REQUIREMENT —
Please reproduce every line below without changing anything.

Start INFORMATION PROVIDED

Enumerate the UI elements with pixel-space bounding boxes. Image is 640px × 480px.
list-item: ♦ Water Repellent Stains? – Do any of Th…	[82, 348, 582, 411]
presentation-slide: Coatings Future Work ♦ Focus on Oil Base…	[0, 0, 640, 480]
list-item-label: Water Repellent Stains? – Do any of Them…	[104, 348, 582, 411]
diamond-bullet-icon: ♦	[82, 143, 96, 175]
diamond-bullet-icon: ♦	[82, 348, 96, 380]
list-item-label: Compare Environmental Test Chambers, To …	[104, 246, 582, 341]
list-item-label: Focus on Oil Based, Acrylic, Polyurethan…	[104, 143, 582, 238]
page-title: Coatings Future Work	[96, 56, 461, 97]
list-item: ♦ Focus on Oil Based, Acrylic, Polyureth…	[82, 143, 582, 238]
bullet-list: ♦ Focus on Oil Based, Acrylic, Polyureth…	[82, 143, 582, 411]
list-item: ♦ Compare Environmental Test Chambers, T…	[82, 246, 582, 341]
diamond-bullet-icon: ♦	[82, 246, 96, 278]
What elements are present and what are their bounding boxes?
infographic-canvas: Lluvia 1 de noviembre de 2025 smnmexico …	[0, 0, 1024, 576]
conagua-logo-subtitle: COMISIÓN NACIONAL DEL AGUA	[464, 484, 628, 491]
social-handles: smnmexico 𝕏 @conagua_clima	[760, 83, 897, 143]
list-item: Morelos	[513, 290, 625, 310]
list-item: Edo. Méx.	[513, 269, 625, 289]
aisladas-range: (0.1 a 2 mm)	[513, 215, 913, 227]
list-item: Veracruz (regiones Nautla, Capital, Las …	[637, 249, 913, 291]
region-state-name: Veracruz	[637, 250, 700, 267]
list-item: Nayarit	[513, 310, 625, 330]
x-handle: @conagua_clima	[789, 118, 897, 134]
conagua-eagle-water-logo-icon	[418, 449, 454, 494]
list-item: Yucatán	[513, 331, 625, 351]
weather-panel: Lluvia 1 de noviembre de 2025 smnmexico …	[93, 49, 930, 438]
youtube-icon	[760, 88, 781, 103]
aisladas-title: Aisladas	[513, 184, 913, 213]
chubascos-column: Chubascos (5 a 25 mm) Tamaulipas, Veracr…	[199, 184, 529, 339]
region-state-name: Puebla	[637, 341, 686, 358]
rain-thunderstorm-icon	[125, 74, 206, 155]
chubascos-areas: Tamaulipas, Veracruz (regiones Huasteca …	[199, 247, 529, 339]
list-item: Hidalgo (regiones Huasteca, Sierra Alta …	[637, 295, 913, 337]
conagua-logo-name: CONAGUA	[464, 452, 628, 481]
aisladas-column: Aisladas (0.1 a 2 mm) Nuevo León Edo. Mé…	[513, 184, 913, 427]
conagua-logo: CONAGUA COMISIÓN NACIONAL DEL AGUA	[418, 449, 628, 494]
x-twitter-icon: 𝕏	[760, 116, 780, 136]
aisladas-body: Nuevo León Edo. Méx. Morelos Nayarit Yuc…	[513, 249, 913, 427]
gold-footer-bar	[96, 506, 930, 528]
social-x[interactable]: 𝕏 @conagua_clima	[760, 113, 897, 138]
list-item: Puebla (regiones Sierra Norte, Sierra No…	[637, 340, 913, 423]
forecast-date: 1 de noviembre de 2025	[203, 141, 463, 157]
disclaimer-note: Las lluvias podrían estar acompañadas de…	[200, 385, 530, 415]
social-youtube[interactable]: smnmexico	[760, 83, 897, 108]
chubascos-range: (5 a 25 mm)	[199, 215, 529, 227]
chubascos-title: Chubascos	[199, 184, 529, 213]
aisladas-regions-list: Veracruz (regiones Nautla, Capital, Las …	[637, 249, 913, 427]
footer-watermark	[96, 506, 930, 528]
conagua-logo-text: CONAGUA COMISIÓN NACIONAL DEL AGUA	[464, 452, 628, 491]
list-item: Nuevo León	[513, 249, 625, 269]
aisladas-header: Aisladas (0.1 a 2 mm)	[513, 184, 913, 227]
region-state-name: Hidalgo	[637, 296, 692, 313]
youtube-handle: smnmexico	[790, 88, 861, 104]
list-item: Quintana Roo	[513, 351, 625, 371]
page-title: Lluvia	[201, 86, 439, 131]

End INFORMATION PROVIDED

PROBLEM SOLUTION —
Enumerate the UI elements with pixel-space bounding boxes. Image is 640px × 480px.
list-item: ♦ Water Repellent Stains? – Do any of Th…	[82, 348, 582, 411]
presentation-slide: Coatings Future Work ♦ Focus on Oil Base…	[0, 0, 640, 480]
list-item-label: Water Repellent Stains? – Do any of Them…	[104, 348, 582, 411]
diamond-bullet-icon: ♦	[82, 143, 96, 175]
diamond-bullet-icon: ♦	[82, 348, 96, 380]
list-item-label: Compare Environmental Test Chambers, To …	[104, 246, 582, 341]
list-item-label: Focus on Oil Based, Acrylic, Polyurethan…	[104, 143, 582, 238]
page-title: Coatings Future Work	[96, 56, 461, 97]
list-item: ♦ Focus on Oil Based, Acrylic, Polyureth…	[82, 143, 582, 238]
bullet-list: ♦ Focus on Oil Based, Acrylic, Polyureth…	[82, 143, 582, 411]
list-item: ♦ Compare Environmental Test Chambers, T…	[82, 246, 582, 341]
diamond-bullet-icon: ♦	[82, 246, 96, 278]
What elements are present and what are their bounding boxes?
infographic-canvas: Lluvia 1 de noviembre de 2025 smnmexico …	[0, 0, 1024, 576]
conagua-logo-subtitle: COMISIÓN NACIONAL DEL AGUA	[464, 484, 628, 491]
social-handles: smnmexico 𝕏 @conagua_clima	[760, 83, 897, 143]
list-item: Morelos	[513, 290, 625, 310]
list-item: Edo. Méx.	[513, 269, 625, 289]
aisladas-range: (0.1 a 2 mm)	[513, 215, 913, 227]
list-item: Veracruz (regiones Nautla, Capital, Las …	[637, 249, 913, 291]
region-state-name: Veracruz	[637, 250, 700, 267]
list-item: Nayarit	[513, 310, 625, 330]
x-handle: @conagua_clima	[789, 118, 897, 134]
conagua-eagle-water-logo-icon	[418, 449, 454, 494]
list-item: Yucatán	[513, 331, 625, 351]
weather-panel: Lluvia 1 de noviembre de 2025 smnmexico …	[93, 49, 930, 438]
youtube-icon	[760, 88, 781, 103]
aisladas-title: Aisladas	[513, 184, 913, 213]
chubascos-column: Chubascos (5 a 25 mm) Tamaulipas, Veracr…	[199, 184, 529, 339]
region-state-name: Puebla	[637, 341, 686, 358]
rain-thunderstorm-icon	[125, 74, 206, 155]
chubascos-areas: Tamaulipas, Veracruz (regiones Huasteca …	[199, 247, 529, 339]
list-item: Hidalgo (regiones Huasteca, Sierra Alta …	[637, 295, 913, 337]
conagua-logo-name: CONAGUA	[464, 452, 628, 481]
aisladas-column: Aisladas (0.1 a 2 mm) Nuevo León Edo. Mé…	[513, 184, 913, 427]
conagua-logo: CONAGUA COMISIÓN NACIONAL DEL AGUA	[418, 449, 628, 494]
x-twitter-icon: 𝕏	[760, 116, 780, 136]
aisladas-body: Nuevo León Edo. Méx. Morelos Nayarit Yuc…	[513, 249, 913, 427]
gold-footer-bar	[96, 506, 930, 528]
social-x[interactable]: 𝕏 @conagua_clima	[760, 113, 897, 138]
list-item: Puebla (regiones Sierra Norte, Sierra No…	[637, 340, 913, 423]
forecast-date: 1 de noviembre de 2025	[203, 141, 463, 157]
disclaimer-note: Las lluvias podrían estar acompañadas de…	[200, 385, 530, 415]
social-youtube[interactable]: smnmexico	[760, 83, 897, 108]
chubascos-range: (5 a 25 mm)	[199, 215, 529, 227]
chubascos-title: Chubascos	[199, 184, 529, 213]
aisladas-regions-list: Veracruz (regiones Nautla, Capital, Las …	[637, 249, 913, 427]
footer-watermark	[96, 506, 930, 528]
conagua-logo-text: CONAGUA COMISIÓN NACIONAL DEL AGUA	[464, 452, 628, 491]
list-item: Nuevo León	[513, 249, 625, 269]
aisladas-header: Aisladas (0.1 a 2 mm)	[513, 184, 913, 227]
region-state-name: Hidalgo	[637, 296, 692, 313]
youtube-handle: smnmexico	[790, 88, 861, 104]
list-item: Quintana Roo	[513, 351, 625, 371]
page-title: Lluvia	[201, 86, 439, 131]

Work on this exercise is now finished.